# Dataset entries

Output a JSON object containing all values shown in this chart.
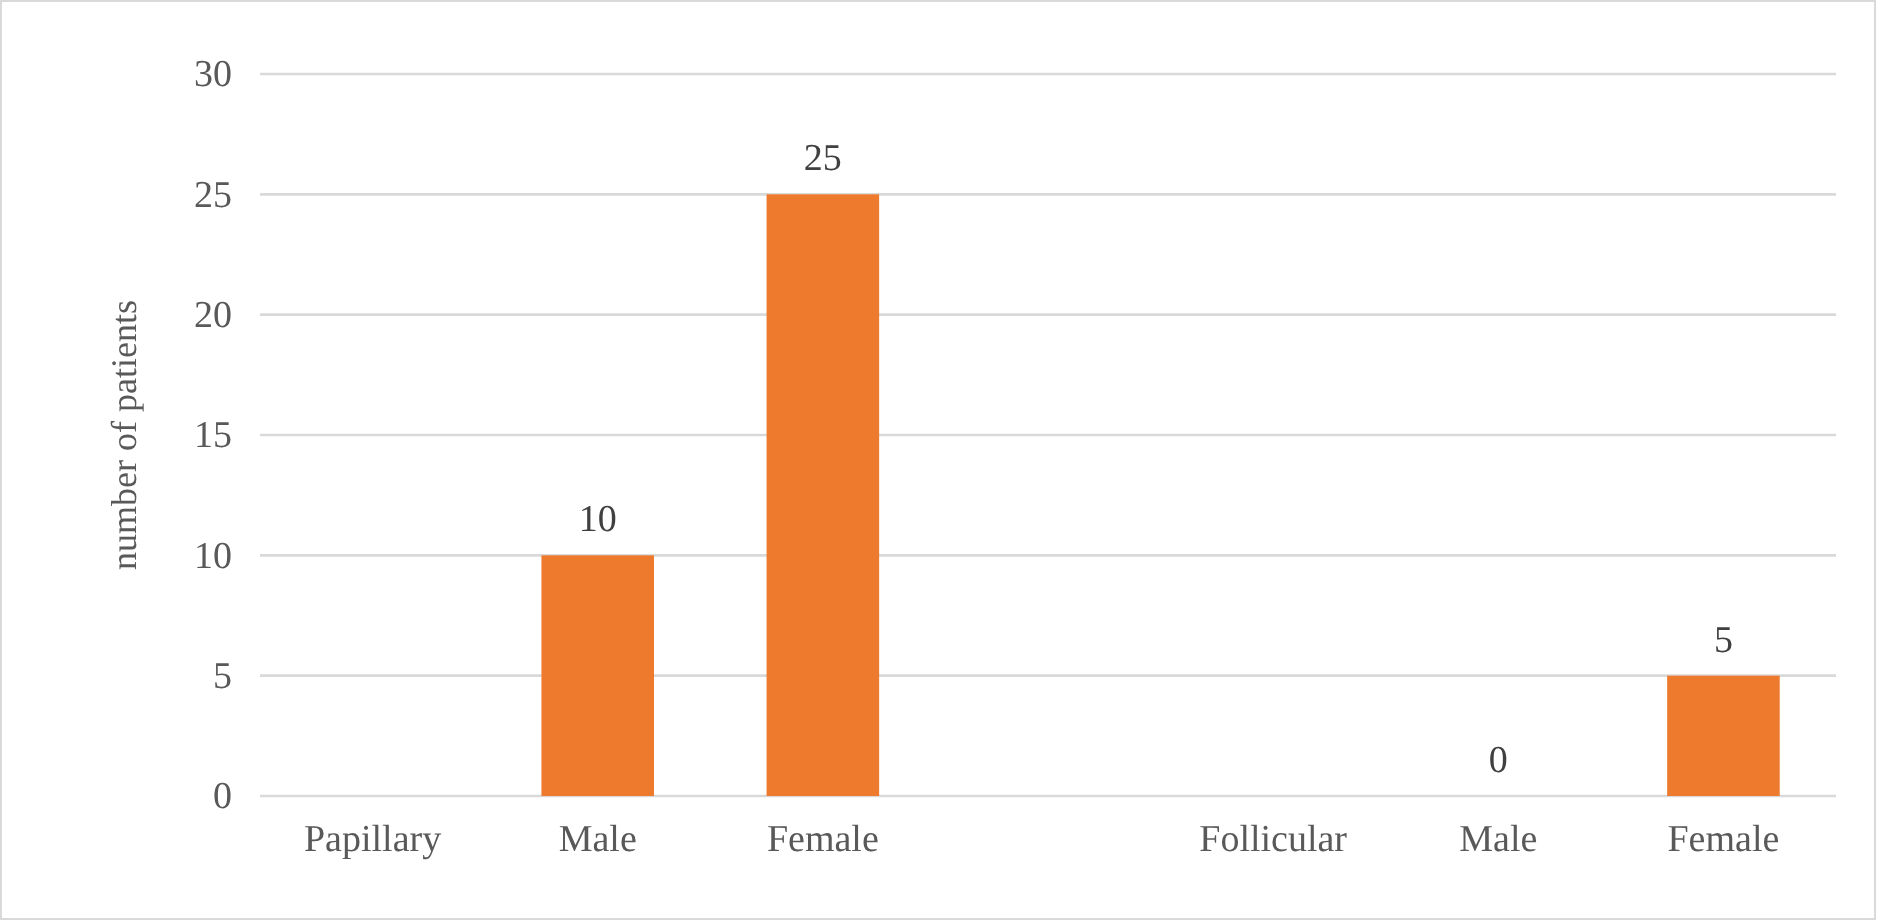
{
  "chart_data": {
    "type": "bar",
    "ylabel": "number of patients",
    "categories": [
      "Papillary",
      "Male",
      "Female",
      null,
      "Follicular",
      "Male",
      "Female"
    ],
    "values": [
      null,
      10,
      25,
      null,
      null,
      0,
      5
    ],
    "value_labels": [
      null,
      "10",
      "25",
      null,
      null,
      "0",
      "5"
    ],
    "color": "#ee7a2e",
    "ylim": [
      0,
      30
    ],
    "yticks": [
      0,
      5,
      10,
      15,
      20,
      25,
      30
    ],
    "grid": "y"
  }
}
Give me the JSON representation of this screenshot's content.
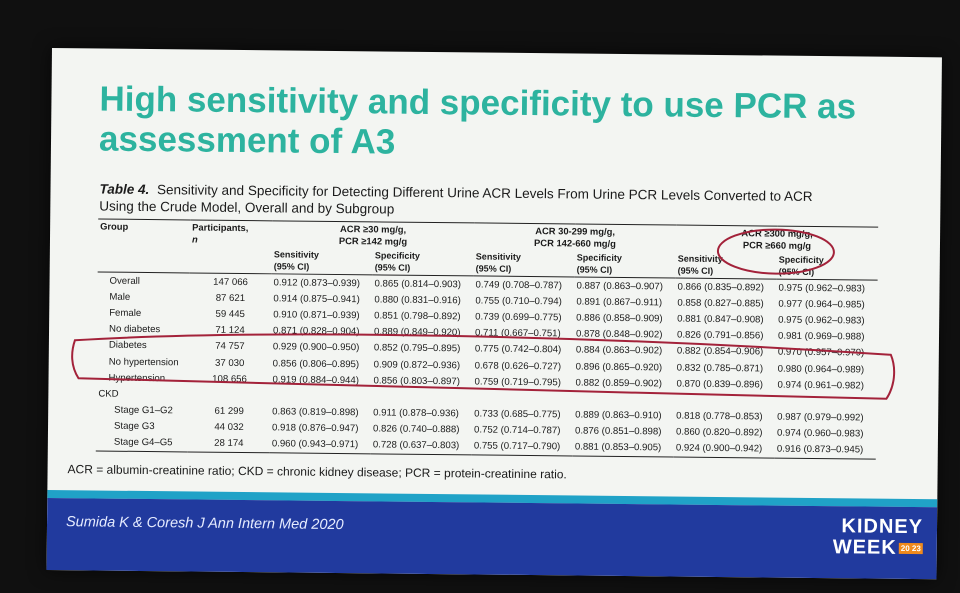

# Exercise objective
If a record holds a picture, drop the picture and reproduce everything else exactly.

# Response box
Output a JSON object containing all values shown in this chart.
{
  "chart_data": {
    "type": "bar",
    "ylabel": "number of patients",
    "categories": [
      "Papillary",
      "Male",
      "Female",
      null,
      "Follicular",
      "Male",
      "Female"
    ],
    "values": [
      null,
      10,
      25,
      null,
      null,
      0,
      5
    ],
    "value_labels": [
      null,
      "10",
      "25",
      null,
      null,
      "0",
      "5"
    ],
    "color": "#ee7a2e",
    "ylim": [
      0,
      30
    ],
    "yticks": [
      0,
      5,
      10,
      15,
      20,
      25,
      30
    ],
    "grid": "y"
  }
}
Give me the JSON representation of this screenshot's content.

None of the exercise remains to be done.